Task instructions:
Note each line where "this" appears, and copy it.

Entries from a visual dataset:
====

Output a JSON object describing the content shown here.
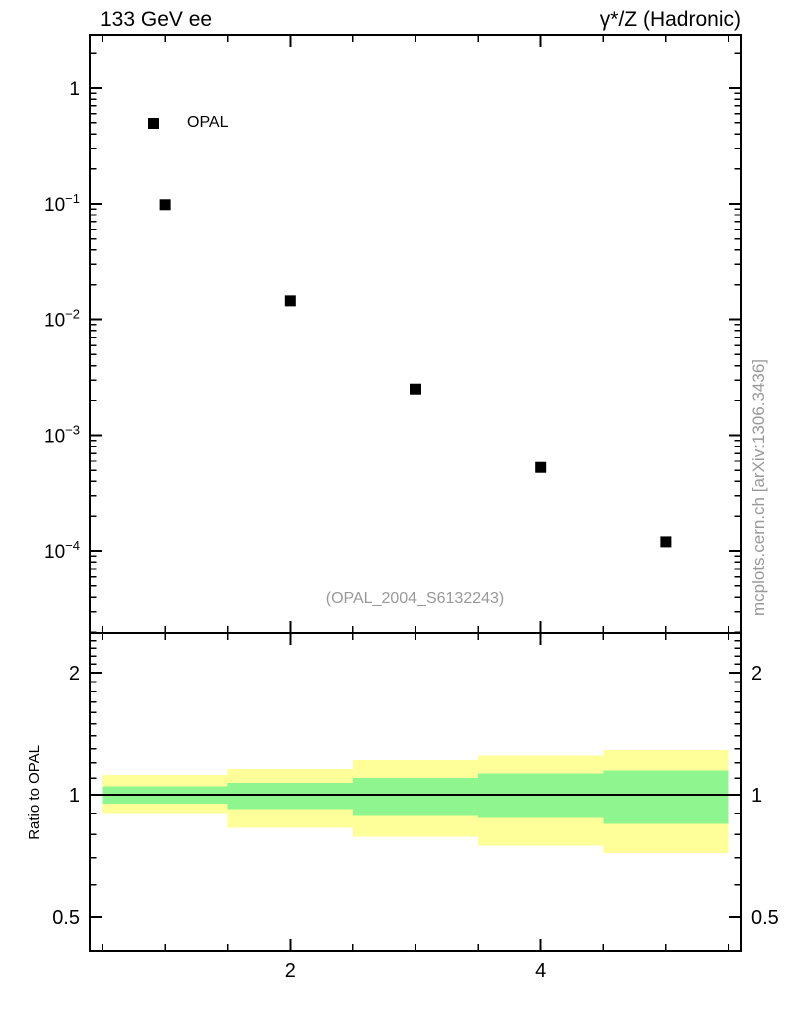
{
  "header": {
    "left_title": "133 GeV ee",
    "right_title": "γ*/Z (Hadronic)"
  },
  "watermark": "(OPAL_2004_S6132243)",
  "side_note": "mcplots.cern.ch [arXiv:1306.3436]",
  "ratio_axis_label": "Ratio to OPAL",
  "legend": {
    "label": "OPAL",
    "marker": "filled-square",
    "marker_color": "#000000"
  },
  "colors": {
    "axis": "#000000",
    "text_gray": "#999999",
    "band_outer": "#ffff99",
    "band_inner": "#8ff58f",
    "marker": "#000000",
    "background": "#ffffff"
  },
  "chart_data": [
    {
      "type": "scatter",
      "panel": "main",
      "series": [
        {
          "name": "OPAL",
          "marker": "filled-square",
          "color": "#000000",
          "x": [
            1,
            2,
            3,
            4,
            5
          ],
          "y": [
            0.098,
            0.0145,
            0.0025,
            0.00053,
            0.00012
          ]
        }
      ],
      "xlim": [
        0.4,
        5.6
      ],
      "ylim": [
        1.96e-05,
        2.87
      ],
      "ylog": true,
      "grid": false,
      "y_major_tick_exponents": [
        0,
        -1,
        -2,
        -3,
        -4
      ],
      "x_tick_min": 0.5,
      "x_tick_max": 5.5,
      "x_tick_step": 0.5,
      "x_labeled_ticks": [
        2,
        4
      ],
      "legend_position": "top-left"
    },
    {
      "type": "band",
      "panel": "ratio",
      "ylabel": "Ratio to OPAL",
      "bin_edges": [
        0.5,
        1.5,
        2.5,
        3.5,
        4.5,
        5.5
      ],
      "bands": [
        {
          "name": "mc-uncertainty-outer",
          "color": "#ffff99",
          "hi": [
            1.12,
            1.16,
            1.22,
            1.25,
            1.29
          ],
          "lo": [
            0.9,
            0.83,
            0.79,
            0.75,
            0.72
          ]
        },
        {
          "name": "mc-uncertainty-inner",
          "color": "#8ff58f",
          "hi": [
            1.05,
            1.07,
            1.1,
            1.13,
            1.15
          ],
          "lo": [
            0.95,
            0.92,
            0.89,
            0.88,
            0.85
          ]
        }
      ],
      "reference_line": 1,
      "xlim": [
        0.4,
        5.6
      ],
      "ylim": [
        0.412,
        2.51
      ],
      "ylog": true,
      "y_labeled_ticks": [
        2,
        1,
        0.5
      ],
      "y_minor_ticks": [
        0.6,
        0.7,
        0.8,
        0.9,
        1.1,
        1.2,
        1.3,
        1.4,
        1.5,
        1.6,
        1.7,
        1.8,
        1.9,
        2.1,
        2.2,
        2.3,
        2.4
      ],
      "x_tick_min": 0.5,
      "x_tick_max": 5.5,
      "x_tick_step": 0.5,
      "x_labeled_ticks": [
        2,
        4
      ]
    }
  ]
}
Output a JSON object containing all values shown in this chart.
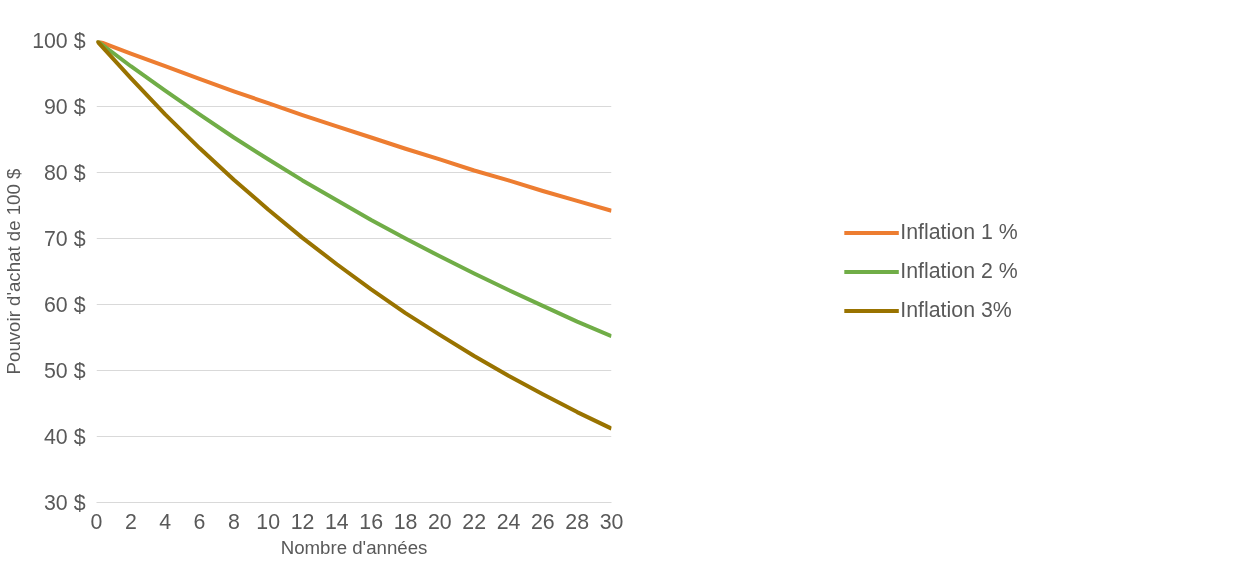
{
  "chart_data": {
    "type": "line",
    "xlabel": "Nombre d'années",
    "ylabel": "Pouvoir d'achat de 100 $",
    "x": [
      0,
      2,
      4,
      6,
      8,
      10,
      12,
      14,
      16,
      18,
      20,
      22,
      24,
      26,
      28,
      30
    ],
    "series": [
      {
        "name": "Inflation 1 %",
        "color": "#ed7d31",
        "values": [
          100,
          98.0,
          96.1,
          94.2,
          92.3,
          90.5,
          88.7,
          87.0,
          85.3,
          83.6,
          82.0,
          80.3,
          78.8,
          77.2,
          75.7,
          74.2
        ]
      },
      {
        "name": "Inflation 2 %",
        "color": "#70ad47",
        "values": [
          100,
          96.1,
          92.4,
          88.8,
          85.3,
          82.0,
          78.8,
          75.8,
          72.8,
          70.0,
          67.3,
          64.7,
          62.2,
          59.8,
          57.4,
          55.2
        ]
      },
      {
        "name": "Inflation 3%",
        "color": "#997300",
        "values": [
          100,
          94.3,
          88.8,
          83.7,
          78.9,
          74.4,
          70.1,
          66.1,
          62.3,
          58.7,
          55.4,
          52.2,
          49.2,
          46.4,
          43.7,
          41.2
        ]
      }
    ],
    "xlim": [
      0,
      30
    ],
    "xticks": [
      0,
      2,
      4,
      6,
      8,
      10,
      12,
      14,
      16,
      18,
      20,
      22,
      24,
      26,
      28,
      30
    ],
    "ylim": [
      30,
      100
    ],
    "yticks": [
      {
        "value": 30,
        "label": "30 $"
      },
      {
        "value": 40,
        "label": "40 $"
      },
      {
        "value": 50,
        "label": "50 $"
      },
      {
        "value": 60,
        "label": "60 $"
      },
      {
        "value": 70,
        "label": "70 $"
      },
      {
        "value": 80,
        "label": "80 $"
      },
      {
        "value": 90,
        "label": "90 $"
      },
      {
        "value": 100,
        "label": "100 $"
      }
    ],
    "grid": "y",
    "legend": "right",
    "marker": "none",
    "line_style": "solid"
  }
}
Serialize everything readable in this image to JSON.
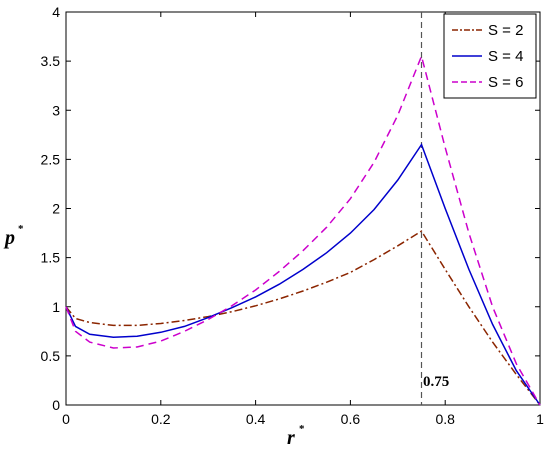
{
  "chart_data": {
    "type": "line",
    "xlabel": "r",
    "xlabel_sup": "*",
    "ylabel": "p",
    "ylabel_sup": "*",
    "xlim": [
      0,
      1
    ],
    "ylim": [
      0,
      4
    ],
    "xticks": [
      0,
      0.2,
      0.4,
      0.6,
      0.8,
      1
    ],
    "xtick_labels": [
      "0",
      "0.2",
      "0.4",
      "0.6",
      "0.8",
      "1"
    ],
    "yticks": [
      0,
      0.5,
      1,
      1.5,
      2,
      2.5,
      3,
      3.5,
      4
    ],
    "ytick_labels": [
      "0",
      "0.5",
      "1",
      "1.5",
      "2",
      "2.5",
      "3",
      "3.5",
      "4"
    ],
    "grid": false,
    "legend_position": "top-right",
    "vline": {
      "x": 0.75,
      "label": "0.75",
      "color": "#555555",
      "style": "dashed"
    },
    "series": [
      {
        "name": "S = 2",
        "color": "#8B2500",
        "style": "dashdot",
        "x": [
          0,
          0.02,
          0.05,
          0.1,
          0.15,
          0.2,
          0.25,
          0.3,
          0.35,
          0.4,
          0.45,
          0.5,
          0.55,
          0.6,
          0.65,
          0.7,
          0.75,
          0.8,
          0.85,
          0.9,
          0.95,
          1
        ],
        "y": [
          1.0,
          0.88,
          0.84,
          0.81,
          0.81,
          0.83,
          0.86,
          0.9,
          0.95,
          1.01,
          1.08,
          1.16,
          1.25,
          1.35,
          1.48,
          1.62,
          1.77,
          1.38,
          1.0,
          0.64,
          0.31,
          0
        ]
      },
      {
        "name": "S = 4",
        "color": "#0000CC",
        "style": "solid",
        "x": [
          0,
          0.02,
          0.05,
          0.1,
          0.15,
          0.2,
          0.25,
          0.3,
          0.35,
          0.4,
          0.45,
          0.5,
          0.55,
          0.6,
          0.65,
          0.7,
          0.75,
          0.8,
          0.85,
          0.9,
          0.95,
          1
        ],
        "y": [
          1.0,
          0.8,
          0.72,
          0.69,
          0.7,
          0.74,
          0.8,
          0.89,
          0.99,
          1.1,
          1.23,
          1.38,
          1.55,
          1.75,
          1.99,
          2.29,
          2.65,
          2.0,
          1.38,
          0.82,
          0.35,
          0
        ]
      },
      {
        "name": "S = 6",
        "color": "#CC00CC",
        "style": "dashed",
        "x": [
          0,
          0.02,
          0.05,
          0.1,
          0.15,
          0.2,
          0.25,
          0.3,
          0.35,
          0.4,
          0.45,
          0.5,
          0.55,
          0.6,
          0.65,
          0.7,
          0.75,
          0.8,
          0.85,
          0.9,
          0.95,
          1
        ],
        "y": [
          1.0,
          0.75,
          0.64,
          0.58,
          0.59,
          0.65,
          0.75,
          0.87,
          1.01,
          1.17,
          1.36,
          1.57,
          1.81,
          2.1,
          2.47,
          2.95,
          3.55,
          2.62,
          1.75,
          1.0,
          0.42,
          0
        ]
      }
    ]
  }
}
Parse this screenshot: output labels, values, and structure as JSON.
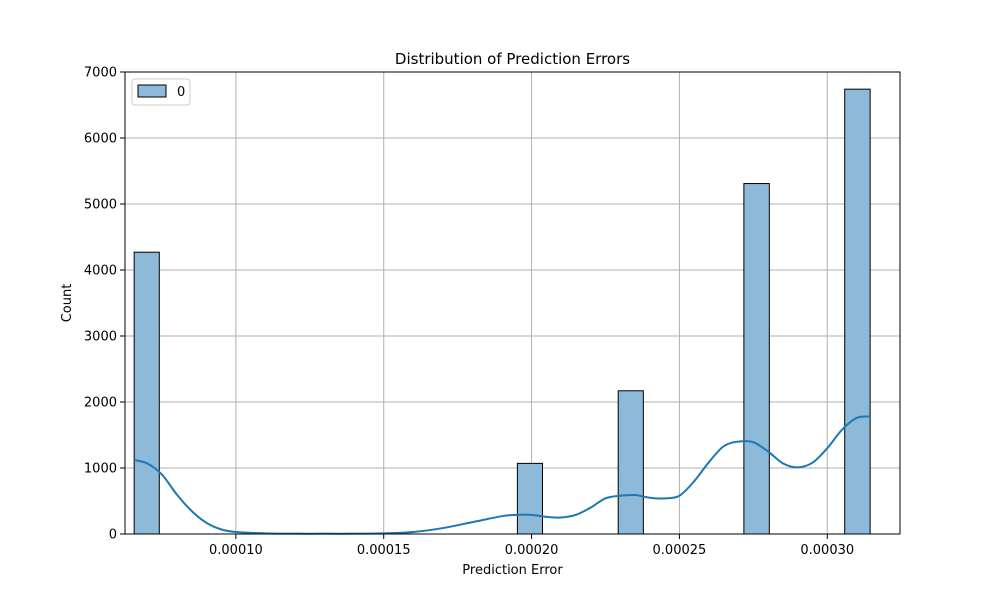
{
  "chart_data": {
    "type": "bar",
    "title": "Distribution of Prediction Errors",
    "xlabel": "Prediction Error",
    "ylabel": "Count",
    "xlim": [
      6.25e-05,
      0.0003246
    ],
    "ylim": [
      0,
      7000
    ],
    "x_ticks": [
      0.0001,
      0.00015,
      0.0002,
      0.00025,
      0.0003
    ],
    "x_tick_labels": [
      "0.00010",
      "0.00015",
      "0.00020",
      "0.00025",
      "0.00030"
    ],
    "y_ticks": [
      0,
      1000,
      2000,
      3000,
      4000,
      5000,
      6000,
      7000
    ],
    "y_tick_labels": [
      "0",
      "1000",
      "2000",
      "3000",
      "4000",
      "5000",
      "6000",
      "7000"
    ],
    "grid": true,
    "legend": {
      "position": "top-left",
      "entries": [
        "0"
      ]
    },
    "bars": [
      {
        "x0": 6.56e-05,
        "x1": 7.41e-05,
        "count": 4270
      },
      {
        "x0": 0.0001952,
        "x1": 0.0002037,
        "count": 1070
      },
      {
        "x0": 0.0002293,
        "x1": 0.0002378,
        "count": 2170
      },
      {
        "x0": 0.0002718,
        "x1": 0.0002804,
        "count": 5310
      },
      {
        "x0": 0.0003059,
        "x1": 0.0003145,
        "count": 6740
      }
    ],
    "kde": {
      "x": [
        6.56e-05,
        7e-05,
        7.5e-05,
        8e-05,
        8.5e-05,
        9e-05,
        9.5e-05,
        0.0001,
        0.00011,
        0.00012,
        0.00013,
        0.00014,
        0.00015,
        0.00016,
        0.00017,
        0.00018,
        0.00019,
        0.000195,
        0.0002,
        0.000205,
        0.00021,
        0.000215,
        0.00022,
        0.000225,
        0.00023,
        0.000235,
        0.00024,
        0.000245,
        0.00025,
        0.000255,
        0.00026,
        0.000265,
        0.00027,
        0.000275,
        0.00028,
        0.000285,
        0.00029,
        0.000295,
        0.0003,
        0.000305,
        0.00031,
        0.0003145
      ],
      "y": [
        1120,
        1070,
        900,
        600,
        350,
        170,
        70,
        30,
        10,
        5,
        5,
        5,
        10,
        30,
        90,
        180,
        270,
        290,
        290,
        260,
        250,
        290,
        400,
        540,
        580,
        590,
        550,
        540,
        580,
        800,
        1090,
        1330,
        1400,
        1390,
        1250,
        1070,
        1010,
        1080,
        1300,
        1580,
        1760,
        1780
      ]
    },
    "colors": {
      "bar_fill": "#8dbad9",
      "bar_edge": "#000000",
      "kde_line": "#1f77b4",
      "grid": "#b0b0b0"
    }
  }
}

====

Written response:
Output a JSON object containing all values shown in this chart.
Serialize everything readable in this image to JSON.
Parse this screenshot: output labels, values, and structure as JSON.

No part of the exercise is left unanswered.